EXERCISE OBJECTIVE »
Beneath this sentence is a set of records; write each of them out exactly.

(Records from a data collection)

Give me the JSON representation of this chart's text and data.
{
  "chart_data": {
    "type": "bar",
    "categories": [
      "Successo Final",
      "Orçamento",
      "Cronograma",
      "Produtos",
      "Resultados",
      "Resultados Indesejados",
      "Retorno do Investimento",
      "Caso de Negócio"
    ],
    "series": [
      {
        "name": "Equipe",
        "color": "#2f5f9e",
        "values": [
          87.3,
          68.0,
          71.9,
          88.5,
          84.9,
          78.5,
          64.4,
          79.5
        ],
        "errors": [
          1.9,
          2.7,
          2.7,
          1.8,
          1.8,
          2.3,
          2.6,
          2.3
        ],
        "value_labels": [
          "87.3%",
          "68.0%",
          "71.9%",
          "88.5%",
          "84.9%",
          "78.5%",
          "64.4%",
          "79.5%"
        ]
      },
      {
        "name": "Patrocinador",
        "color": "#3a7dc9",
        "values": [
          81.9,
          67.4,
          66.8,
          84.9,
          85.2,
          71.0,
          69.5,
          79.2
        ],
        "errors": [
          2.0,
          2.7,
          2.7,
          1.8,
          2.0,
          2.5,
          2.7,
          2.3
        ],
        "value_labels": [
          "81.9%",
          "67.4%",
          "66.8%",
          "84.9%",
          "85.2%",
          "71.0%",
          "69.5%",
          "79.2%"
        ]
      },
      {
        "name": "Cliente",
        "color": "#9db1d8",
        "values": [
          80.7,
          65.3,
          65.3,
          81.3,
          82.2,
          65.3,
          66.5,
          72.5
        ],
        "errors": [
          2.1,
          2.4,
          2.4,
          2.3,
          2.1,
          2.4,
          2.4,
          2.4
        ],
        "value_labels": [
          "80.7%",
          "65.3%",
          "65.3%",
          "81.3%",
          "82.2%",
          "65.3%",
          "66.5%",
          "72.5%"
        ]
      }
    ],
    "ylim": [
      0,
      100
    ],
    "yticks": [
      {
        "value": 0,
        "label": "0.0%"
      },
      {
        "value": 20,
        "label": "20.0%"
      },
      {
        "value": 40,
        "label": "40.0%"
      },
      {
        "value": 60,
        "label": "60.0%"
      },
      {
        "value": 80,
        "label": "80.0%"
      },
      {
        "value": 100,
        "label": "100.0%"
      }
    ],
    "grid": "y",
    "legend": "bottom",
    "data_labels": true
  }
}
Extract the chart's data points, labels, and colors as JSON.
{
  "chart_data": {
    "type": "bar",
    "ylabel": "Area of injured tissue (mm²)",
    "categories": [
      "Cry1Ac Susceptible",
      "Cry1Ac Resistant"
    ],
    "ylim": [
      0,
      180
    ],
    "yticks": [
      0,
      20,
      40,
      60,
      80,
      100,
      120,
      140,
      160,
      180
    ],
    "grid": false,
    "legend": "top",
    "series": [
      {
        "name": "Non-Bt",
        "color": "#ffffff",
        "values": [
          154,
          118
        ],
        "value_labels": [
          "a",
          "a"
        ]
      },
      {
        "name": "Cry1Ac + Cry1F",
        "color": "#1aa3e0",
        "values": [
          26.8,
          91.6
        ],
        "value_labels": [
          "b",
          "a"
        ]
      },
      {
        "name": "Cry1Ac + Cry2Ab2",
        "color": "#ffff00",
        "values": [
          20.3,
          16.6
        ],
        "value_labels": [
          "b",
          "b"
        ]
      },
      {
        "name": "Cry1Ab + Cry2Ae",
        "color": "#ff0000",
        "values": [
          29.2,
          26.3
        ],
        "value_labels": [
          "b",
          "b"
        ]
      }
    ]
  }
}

ANSWER TO THE EXERCISE »
Give me the JSON representation of this chart's text and data.
{
  "chart_data": {
    "type": "bar",
    "categories": [
      "Successo Final",
      "Orçamento",
      "Cronograma",
      "Produtos",
      "Resultados",
      "Resultados Indesejados",
      "Retorno do Investimento",
      "Caso de Negócio"
    ],
    "series": [
      {
        "name": "Equipe",
        "color": "#2f5f9e",
        "values": [
          87.3,
          68.0,
          71.9,
          88.5,
          84.9,
          78.5,
          64.4,
          79.5
        ],
        "errors": [
          1.9,
          2.7,
          2.7,
          1.8,
          1.8,
          2.3,
          2.6,
          2.3
        ],
        "value_labels": [
          "87.3%",
          "68.0%",
          "71.9%",
          "88.5%",
          "84.9%",
          "78.5%",
          "64.4%",
          "79.5%"
        ]
      },
      {
        "name": "Patrocinador",
        "color": "#3a7dc9",
        "values": [
          81.9,
          67.4,
          66.8,
          84.9,
          85.2,
          71.0,
          69.5,
          79.2
        ],
        "errors": [
          2.0,
          2.7,
          2.7,
          1.8,
          2.0,
          2.5,
          2.7,
          2.3
        ],
        "value_labels": [
          "81.9%",
          "67.4%",
          "66.8%",
          "84.9%",
          "85.2%",
          "71.0%",
          "69.5%",
          "79.2%"
        ]
      },
      {
        "name": "Cliente",
        "color": "#9db1d8",
        "values": [
          80.7,
          65.3,
          65.3,
          81.3,
          82.2,
          65.3,
          66.5,
          72.5
        ],
        "errors": [
          2.1,
          2.4,
          2.4,
          2.3,
          2.1,
          2.4,
          2.4,
          2.4
        ],
        "value_labels": [
          "80.7%",
          "65.3%",
          "65.3%",
          "81.3%",
          "82.2%",
          "65.3%",
          "66.5%",
          "72.5%"
        ]
      }
    ],
    "ylim": [
      0,
      100
    ],
    "yticks": [
      {
        "value": 0,
        "label": "0.0%"
      },
      {
        "value": 20,
        "label": "20.0%"
      },
      {
        "value": 40,
        "label": "40.0%"
      },
      {
        "value": 60,
        "label": "60.0%"
      },
      {
        "value": 80,
        "label": "80.0%"
      },
      {
        "value": 100,
        "label": "100.0%"
      }
    ],
    "grid": "y",
    "legend": "bottom",
    "data_labels": true
  }
}
Extract the chart's data points, labels, and colors as JSON.
{
  "chart_data": {
    "type": "bar",
    "ylabel": "Area of injured tissue (mm²)",
    "categories": [
      "Cry1Ac Susceptible",
      "Cry1Ac Resistant"
    ],
    "ylim": [
      0,
      180
    ],
    "yticks": [
      0,
      20,
      40,
      60,
      80,
      100,
      120,
      140,
      160,
      180
    ],
    "grid": false,
    "legend": "top",
    "series": [
      {
        "name": "Non-Bt",
        "color": "#ffffff",
        "values": [
          154,
          118
        ],
        "value_labels": [
          "a",
          "a"
        ]
      },
      {
        "name": "Cry1Ac + Cry1F",
        "color": "#1aa3e0",
        "values": [
          26.8,
          91.6
        ],
        "value_labels": [
          "b",
          "a"
        ]
      },
      {
        "name": "Cry1Ac + Cry2Ab2",
        "color": "#ffff00",
        "values": [
          20.3,
          16.6
        ],
        "value_labels": [
          "b",
          "b"
        ]
      },
      {
        "name": "Cry1Ab + Cry2Ae",
        "color": "#ff0000",
        "values": [
          29.2,
          26.3
        ],
        "value_labels": [
          "b",
          "b"
        ]
      }
    ]
  }
}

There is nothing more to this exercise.